▶ DATA EXCERPTS

● ● ● ●

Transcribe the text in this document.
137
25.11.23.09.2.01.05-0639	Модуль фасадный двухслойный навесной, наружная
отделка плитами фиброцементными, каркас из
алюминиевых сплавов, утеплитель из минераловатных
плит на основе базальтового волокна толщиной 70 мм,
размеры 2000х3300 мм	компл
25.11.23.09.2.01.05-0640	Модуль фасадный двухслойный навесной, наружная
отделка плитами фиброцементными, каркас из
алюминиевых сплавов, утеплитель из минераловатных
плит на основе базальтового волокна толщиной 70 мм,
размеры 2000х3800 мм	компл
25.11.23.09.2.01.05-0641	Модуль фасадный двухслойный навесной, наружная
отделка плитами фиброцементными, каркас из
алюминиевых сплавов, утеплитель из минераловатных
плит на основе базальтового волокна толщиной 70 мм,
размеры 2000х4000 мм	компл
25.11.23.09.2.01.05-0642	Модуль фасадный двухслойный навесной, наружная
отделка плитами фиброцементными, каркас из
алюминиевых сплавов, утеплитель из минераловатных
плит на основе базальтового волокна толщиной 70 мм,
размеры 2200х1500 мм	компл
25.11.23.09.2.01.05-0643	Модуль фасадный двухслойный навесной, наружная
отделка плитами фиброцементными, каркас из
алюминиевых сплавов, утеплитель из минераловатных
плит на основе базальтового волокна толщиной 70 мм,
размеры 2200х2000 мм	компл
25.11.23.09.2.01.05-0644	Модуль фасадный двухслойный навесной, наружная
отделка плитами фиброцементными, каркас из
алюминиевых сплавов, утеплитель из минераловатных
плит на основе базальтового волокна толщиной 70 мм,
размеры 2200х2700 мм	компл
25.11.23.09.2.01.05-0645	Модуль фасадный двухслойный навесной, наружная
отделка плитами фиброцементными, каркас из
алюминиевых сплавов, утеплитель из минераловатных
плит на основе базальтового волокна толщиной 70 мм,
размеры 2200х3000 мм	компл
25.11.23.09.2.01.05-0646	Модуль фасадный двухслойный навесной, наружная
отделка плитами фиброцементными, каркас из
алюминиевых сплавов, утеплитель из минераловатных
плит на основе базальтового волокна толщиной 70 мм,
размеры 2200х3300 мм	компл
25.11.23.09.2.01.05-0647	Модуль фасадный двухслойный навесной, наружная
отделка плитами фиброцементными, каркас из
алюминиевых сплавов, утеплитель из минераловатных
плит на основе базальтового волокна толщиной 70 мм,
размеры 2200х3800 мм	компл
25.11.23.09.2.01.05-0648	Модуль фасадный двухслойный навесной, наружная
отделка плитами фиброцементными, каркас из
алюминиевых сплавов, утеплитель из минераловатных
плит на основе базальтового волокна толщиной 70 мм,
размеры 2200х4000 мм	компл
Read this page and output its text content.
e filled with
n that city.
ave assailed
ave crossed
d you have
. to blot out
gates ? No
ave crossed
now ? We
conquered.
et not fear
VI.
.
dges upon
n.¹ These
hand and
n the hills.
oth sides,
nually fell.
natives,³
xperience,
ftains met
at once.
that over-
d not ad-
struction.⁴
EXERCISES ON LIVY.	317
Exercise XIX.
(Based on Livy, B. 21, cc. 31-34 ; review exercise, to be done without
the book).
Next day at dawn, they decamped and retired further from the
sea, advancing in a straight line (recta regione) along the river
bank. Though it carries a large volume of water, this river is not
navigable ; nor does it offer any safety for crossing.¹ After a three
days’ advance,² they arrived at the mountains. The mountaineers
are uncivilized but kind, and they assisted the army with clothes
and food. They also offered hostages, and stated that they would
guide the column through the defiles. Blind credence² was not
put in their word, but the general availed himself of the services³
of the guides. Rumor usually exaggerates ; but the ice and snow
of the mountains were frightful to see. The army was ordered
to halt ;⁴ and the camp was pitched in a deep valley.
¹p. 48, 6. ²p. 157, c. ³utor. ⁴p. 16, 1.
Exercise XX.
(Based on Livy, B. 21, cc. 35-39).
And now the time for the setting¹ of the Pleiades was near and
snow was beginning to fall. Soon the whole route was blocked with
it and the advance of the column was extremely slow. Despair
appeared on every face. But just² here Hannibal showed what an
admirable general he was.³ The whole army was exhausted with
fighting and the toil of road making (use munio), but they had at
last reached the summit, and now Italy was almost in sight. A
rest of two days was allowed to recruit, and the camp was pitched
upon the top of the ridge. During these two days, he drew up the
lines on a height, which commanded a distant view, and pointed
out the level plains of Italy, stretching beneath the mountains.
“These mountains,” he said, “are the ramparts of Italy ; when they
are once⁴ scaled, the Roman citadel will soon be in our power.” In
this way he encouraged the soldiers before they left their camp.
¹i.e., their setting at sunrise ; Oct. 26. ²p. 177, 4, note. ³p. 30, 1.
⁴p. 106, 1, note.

● ● ● ●

▶ WHAT IS EXPECTED
Please reproduce all of the entries exactly as they stand.

▶ SOLUTION TO THE EXERCISE
Transcribe the text in this document.
137
25.11.23.09.2.01.05-0639	Модуль фасадный двухслойный навесной, наружная
отделка плитами фиброцементными, каркас из
алюминиевых сплавов, утеплитель из минераловатных
плит на основе базальтового волокна толщиной 70 мм,
размеры 2000х3300 мм	компл
25.11.23.09.2.01.05-0640	Модуль фасадный двухслойный навесной, наружная
отделка плитами фиброцементными, каркас из
алюминиевых сплавов, утеплитель из минераловатных
плит на основе базальтового волокна толщиной 70 мм,
размеры 2000х3800 мм	компл
25.11.23.09.2.01.05-0641	Модуль фасадный двухслойный навесной, наружная
отделка плитами фиброцементными, каркас из
алюминиевых сплавов, утеплитель из минераловатных
плит на основе базальтового волокна толщиной 70 мм,
размеры 2000х4000 мм	компл
25.11.23.09.2.01.05-0642	Модуль фасадный двухслойный навесной, наружная
отделка плитами фиброцементными, каркас из
алюминиевых сплавов, утеплитель из минераловатных
плит на основе базальтового волокна толщиной 70 мм,
размеры 2200х1500 мм	компл
25.11.23.09.2.01.05-0643	Модуль фасадный двухслойный навесной, наружная
отделка плитами фиброцементными, каркас из
алюминиевых сплавов, утеплитель из минераловатных
плит на основе базальтового волокна толщиной 70 мм,
размеры 2200х2000 мм	компл
25.11.23.09.2.01.05-0644	Модуль фасадный двухслойный навесной, наружная
отделка плитами фиброцементными, каркас из
алюминиевых сплавов, утеплитель из минераловатных
плит на основе базальтового волокна толщиной 70 мм,
размеры 2200х2700 мм	компл
25.11.23.09.2.01.05-0645	Модуль фасадный двухслойный навесной, наружная
отделка плитами фиброцементными, каркас из
алюминиевых сплавов, утеплитель из минераловатных
плит на основе базальтового волокна толщиной 70 мм,
размеры 2200х3000 мм	компл
25.11.23.09.2.01.05-0646	Модуль фасадный двухслойный навесной, наружная
отделка плитами фиброцементными, каркас из
алюминиевых сплавов, утеплитель из минераловатных
плит на основе базальтового волокна толщиной 70 мм,
размеры 2200х3300 мм	компл
25.11.23.09.2.01.05-0647	Модуль фасадный двухслойный навесной, наружная
отделка плитами фиброцементными, каркас из
алюминиевых сплавов, утеплитель из минераловатных
плит на основе базальтового волокна толщиной 70 мм,
размеры 2200х3800 мм	компл
25.11.23.09.2.01.05-0648	Модуль фасадный двухслойный навесной, наружная
отделка плитами фиброцементными, каркас из
алюминиевых сплавов, утеплитель из минераловатных
плит на основе базальтового волокна толщиной 70 мм,
размеры 2200х4000 мм	компл
Read this page and output its text content.
e filled with
n that city.
ave assailed
ave crossed
d you have
. to blot out
gates ? No
ave crossed
now ? We
conquered.
et not fear
VI.
.
dges upon
n.¹ These
hand and
n the hills.
oth sides,
nually fell.
natives,³
xperience,
ftains met
at once.
that over-
d not ad-
struction.⁴
EXERCISES ON LIVY.	317
Exercise XIX.
(Based on Livy, B. 21, cc. 31-34 ; review exercise, to be done without
the book).
Next day at dawn, they decamped and retired further from the
sea, advancing in a straight line (recta regione) along the river
bank. Though it carries a large volume of water, this river is not
navigable ; nor does it offer any safety for crossing.¹ After a three
days’ advance,² they arrived at the mountains. The mountaineers
are uncivilized but kind, and they assisted the army with clothes
and food. They also offered hostages, and stated that they would
guide the column through the defiles. Blind credence² was not
put in their word, but the general availed himself of the services³
of the guides. Rumor usually exaggerates ; but the ice and snow
of the mountains were frightful to see. The army was ordered
to halt ;⁴ and the camp was pitched in a deep valley.
¹p. 48, 6. ²p. 157, c. ³utor. ⁴p. 16, 1.
Exercise XX.
(Based on Livy, B. 21, cc. 35-39).
And now the time for the setting¹ of the Pleiades was near and
snow was beginning to fall. Soon the whole route was blocked with
it and the advance of the column was extremely slow. Despair
appeared on every face. But just² here Hannibal showed what an
admirable general he was.³ The whole army was exhausted with
fighting and the toil of road making (use munio), but they had at
last reached the summit, and now Italy was almost in sight. A
rest of two days was allowed to recruit, and the camp was pitched
upon the top of the ridge. During these two days, he drew up the
lines on a height, which commanded a distant view, and pointed
out the level plains of Italy, stretching beneath the mountains.
“These mountains,” he said, “are the ramparts of Italy ; when they
are once⁴ scaled, the Roman citadel will soon be in our power.” In
this way he encouraged the soldiers before they left their camp.
¹i.e., their setting at sunrise ; Oct. 26. ²p. 177, 4, note. ³p. 30, 1.
⁴p. 106, 1, note.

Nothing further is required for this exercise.